■ **Stated problem**
Copy the data that follows exactly. Include no pictures.

start Extracted entries

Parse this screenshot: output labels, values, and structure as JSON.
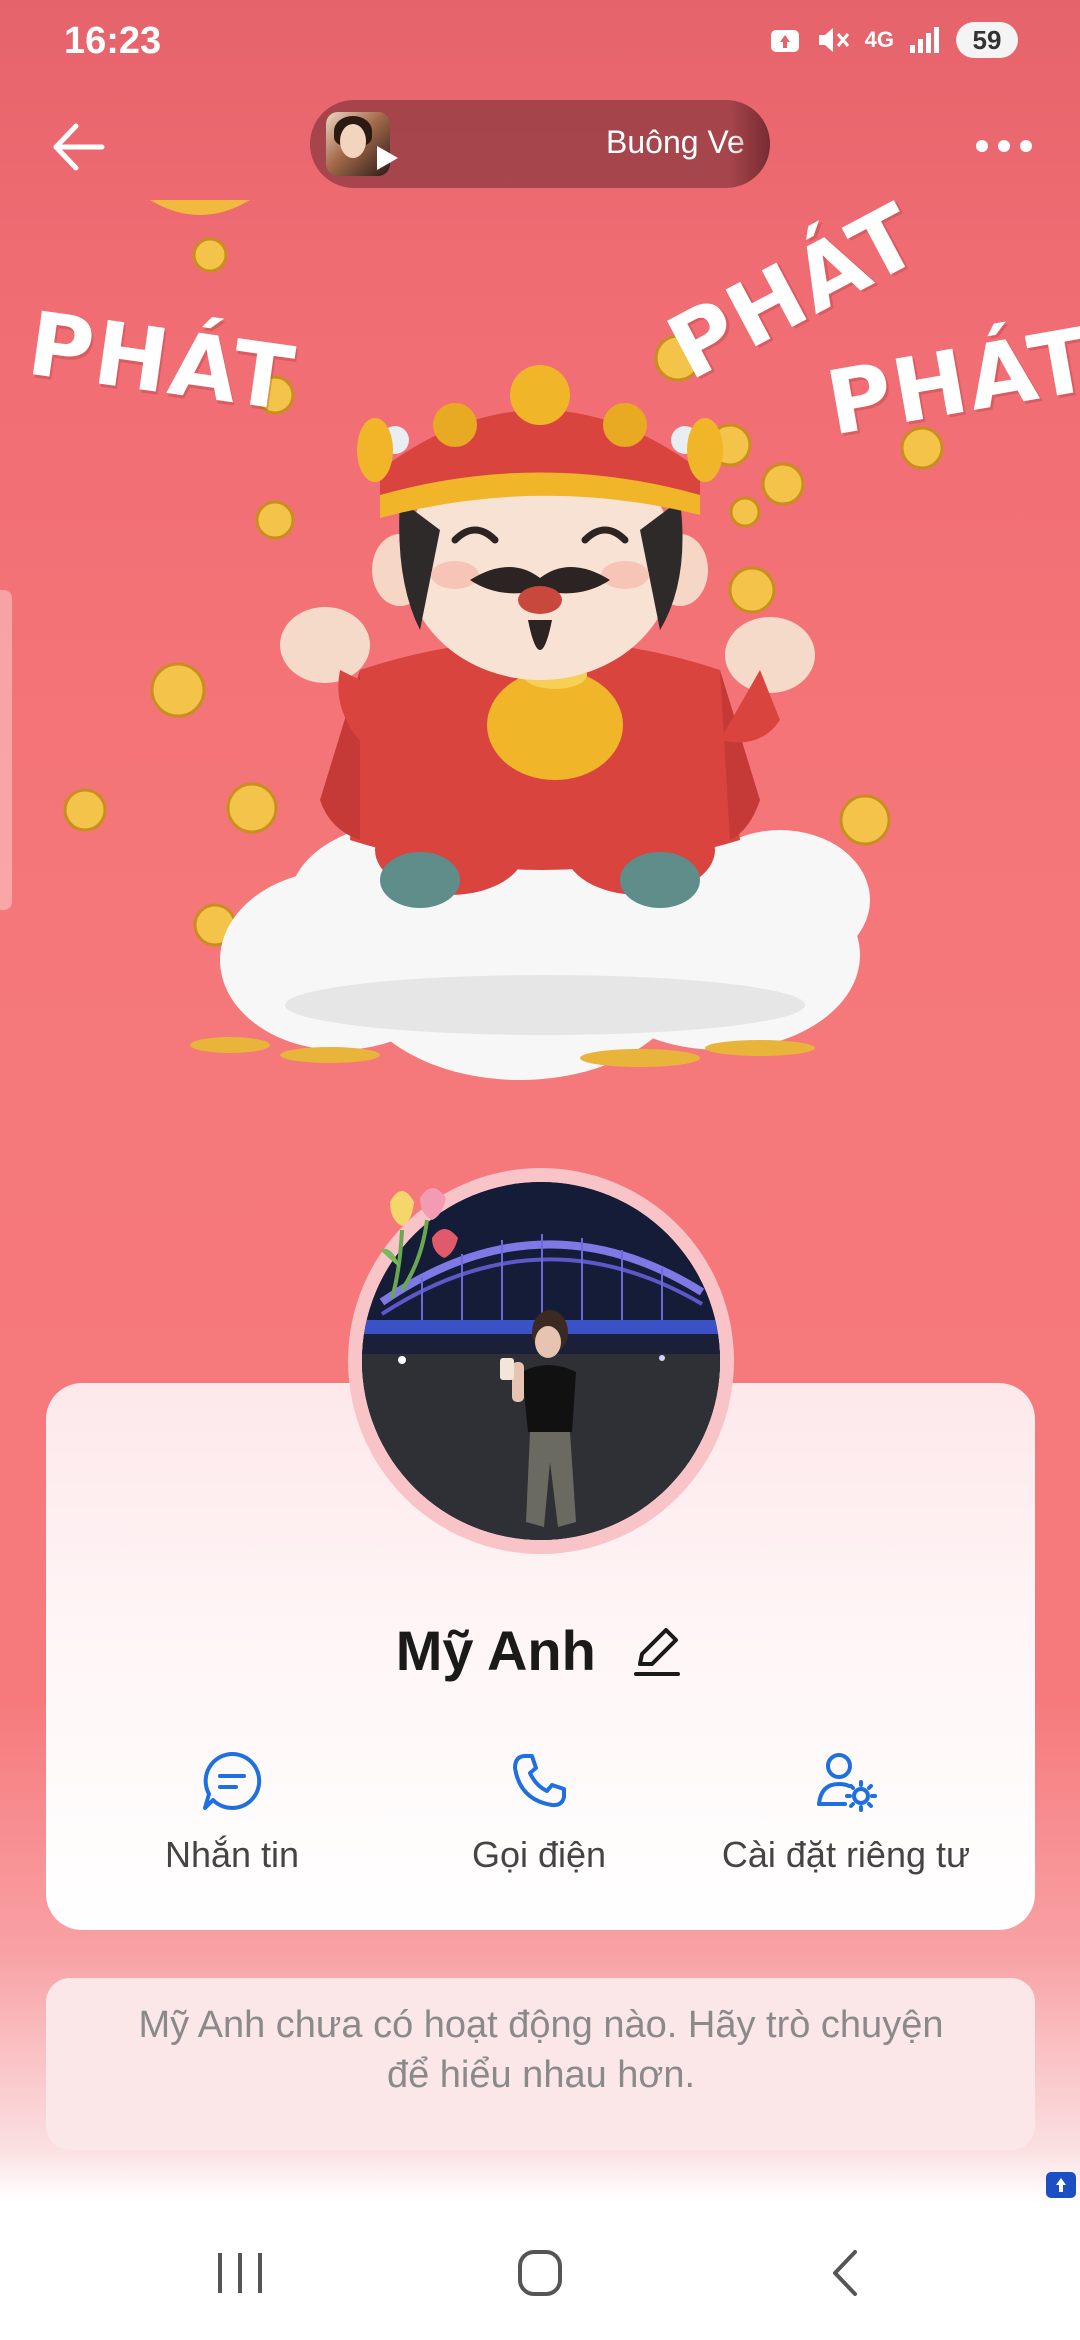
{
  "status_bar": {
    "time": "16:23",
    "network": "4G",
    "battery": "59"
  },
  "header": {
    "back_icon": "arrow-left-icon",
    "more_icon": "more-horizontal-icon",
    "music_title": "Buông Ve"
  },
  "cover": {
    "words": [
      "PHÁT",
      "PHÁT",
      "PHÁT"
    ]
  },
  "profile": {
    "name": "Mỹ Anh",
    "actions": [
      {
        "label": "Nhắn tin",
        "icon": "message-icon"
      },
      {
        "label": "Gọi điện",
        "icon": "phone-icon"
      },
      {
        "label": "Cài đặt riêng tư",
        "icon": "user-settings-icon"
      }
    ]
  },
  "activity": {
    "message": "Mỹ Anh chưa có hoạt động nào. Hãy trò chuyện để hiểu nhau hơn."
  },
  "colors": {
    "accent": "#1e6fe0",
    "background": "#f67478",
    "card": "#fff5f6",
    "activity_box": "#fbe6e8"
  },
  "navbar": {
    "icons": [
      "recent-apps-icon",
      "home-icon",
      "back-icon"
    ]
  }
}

end Extracted entries

■ **Task solution**
Parse this screenshot: output labels, values, and structure as JSON.
{
  "status_bar": {
    "time": "16:23",
    "network": "4G",
    "battery": "59"
  },
  "header": {
    "back_icon": "arrow-left-icon",
    "more_icon": "more-horizontal-icon",
    "music_title": "Buông Ve"
  },
  "cover": {
    "words": [
      "PHÁT",
      "PHÁT",
      "PHÁT"
    ]
  },
  "profile": {
    "name": "Mỹ Anh",
    "actions": [
      {
        "label": "Nhắn tin",
        "icon": "message-icon"
      },
      {
        "label": "Gọi điện",
        "icon": "phone-icon"
      },
      {
        "label": "Cài đặt riêng tư",
        "icon": "user-settings-icon"
      }
    ]
  },
  "activity": {
    "message": "Mỹ Anh chưa có hoạt động nào. Hãy trò chuyện để hiểu nhau hơn."
  },
  "colors": {
    "accent": "#1e6fe0",
    "background": "#f67478",
    "card": "#fff5f6",
    "activity_box": "#fbe6e8"
  },
  "navbar": {
    "icons": [
      "recent-apps-icon",
      "home-icon",
      "back-icon"
    ]
  }
}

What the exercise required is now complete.